▶ [To do]
Extract the full listing verbatim and drop any pictures from your copy.
Begin Input records
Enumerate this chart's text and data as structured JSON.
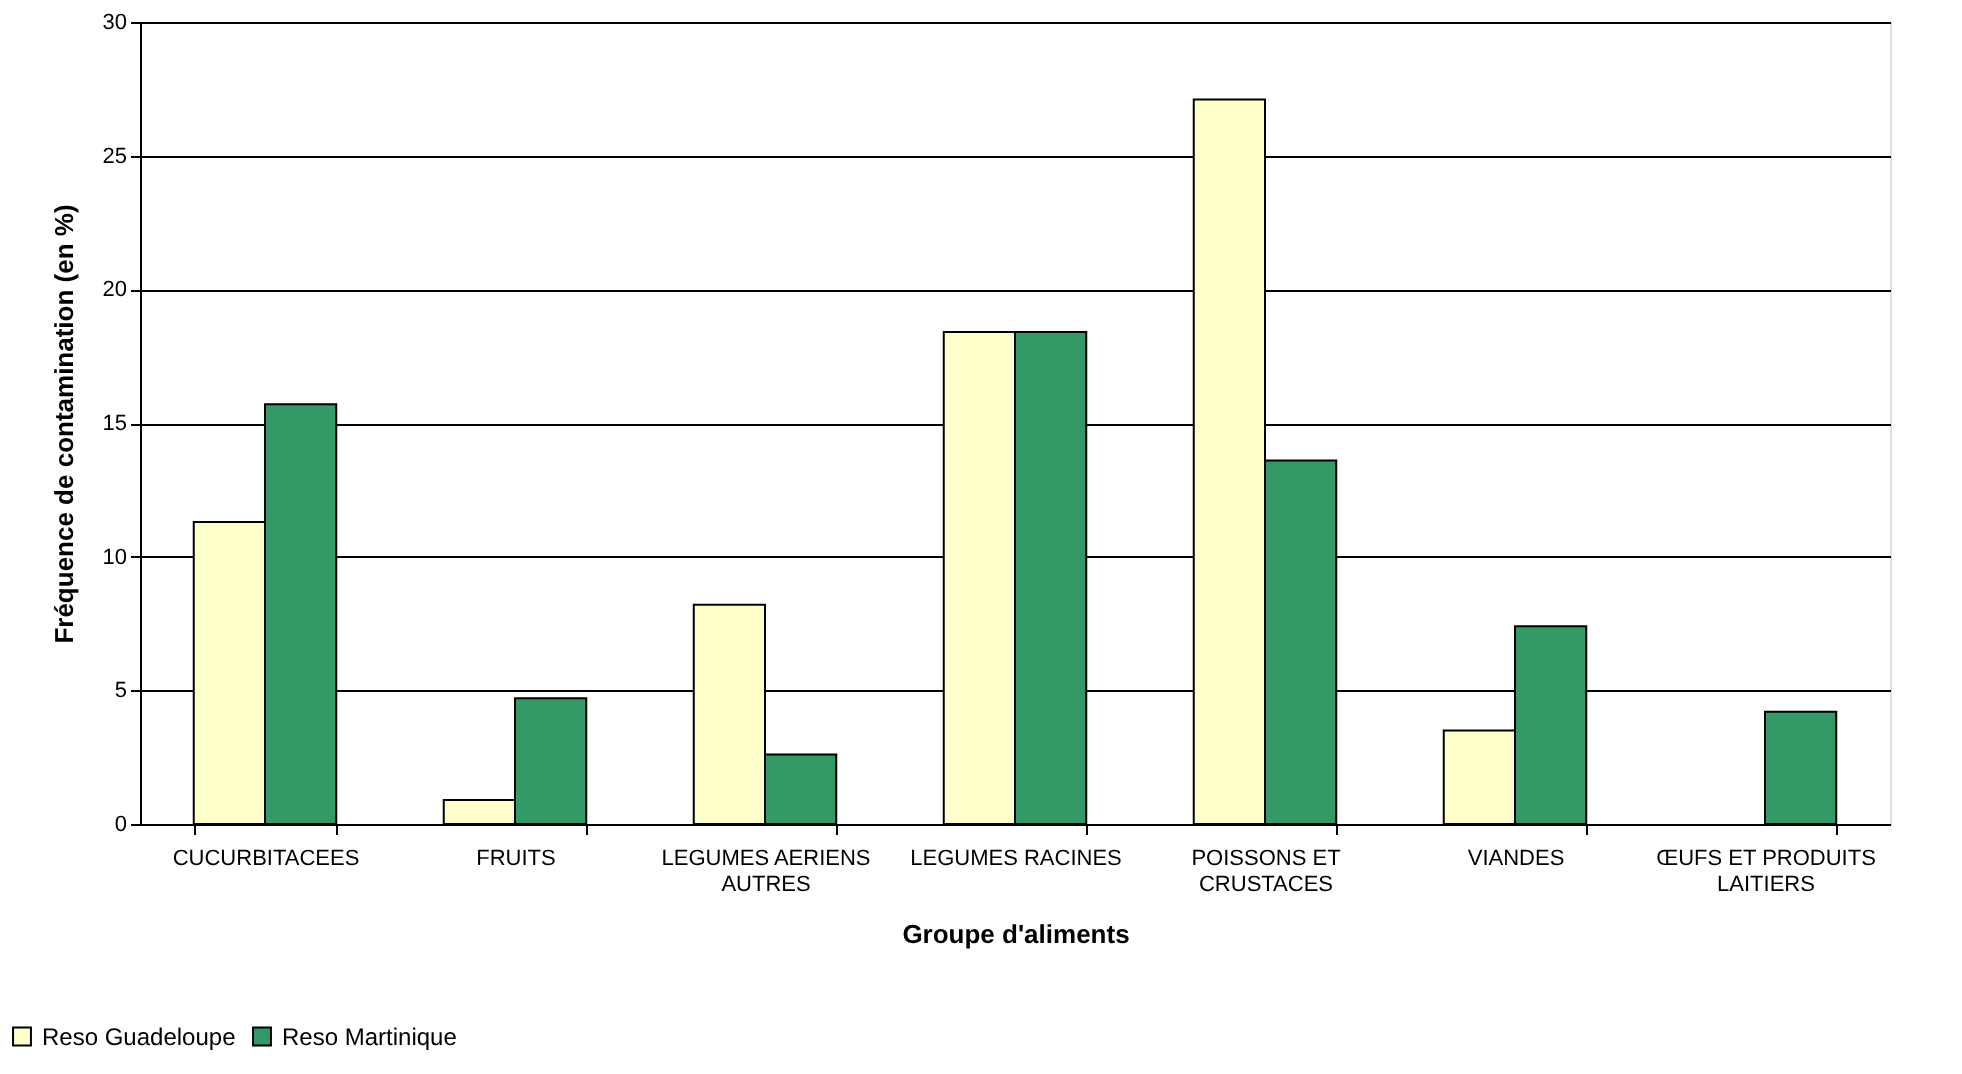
{
  "chart_data": {
    "type": "bar",
    "xlabel": "Groupe d'aliments",
    "ylabel": "Fréquence de contamination (en %)",
    "categories": [
      "CUCURBITACEES",
      "FRUITS",
      "LEGUMES AERIENS AUTRES",
      "LEGUMES RACINES",
      "POISSONS ET CRUSTACES",
      "VIANDES",
      "ŒUFS ET PRODUITS LAITIERS"
    ],
    "series": [
      {
        "name": "Reso Guadeloupe",
        "color": "#ffffcc",
        "values": [
          11.3,
          0.9,
          8.2,
          18.4,
          27.1,
          3.5,
          null
        ]
      },
      {
        "name": "Reso Martinique",
        "color": "#339966",
        "values": [
          15.7,
          4.7,
          2.6,
          18.4,
          13.6,
          7.4,
          4.2
        ]
      }
    ],
    "ylim": [
      0,
      30
    ],
    "yticks": [
      0,
      5,
      10,
      15,
      20,
      25,
      30
    ],
    "grid": "y",
    "legend": "bottom left"
  }
}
End Input records
▶ [Exercise answer]
Enumerate this chart's text and data as structured JSON.
{
  "chart_data": {
    "type": "bar",
    "xlabel": "Groupe d'aliments",
    "ylabel": "Fréquence de contamination (en %)",
    "categories": [
      "CUCURBITACEES",
      "FRUITS",
      "LEGUMES AERIENS AUTRES",
      "LEGUMES RACINES",
      "POISSONS ET CRUSTACES",
      "VIANDES",
      "ŒUFS ET PRODUITS LAITIERS"
    ],
    "series": [
      {
        "name": "Reso Guadeloupe",
        "color": "#ffffcc",
        "values": [
          11.3,
          0.9,
          8.2,
          18.4,
          27.1,
          3.5,
          null
        ]
      },
      {
        "name": "Reso Martinique",
        "color": "#339966",
        "values": [
          15.7,
          4.7,
          2.6,
          18.4,
          13.6,
          7.4,
          4.2
        ]
      }
    ],
    "ylim": [
      0,
      30
    ],
    "yticks": [
      0,
      5,
      10,
      15,
      20,
      25,
      30
    ],
    "grid": "y",
    "legend": "bottom left"
  }
}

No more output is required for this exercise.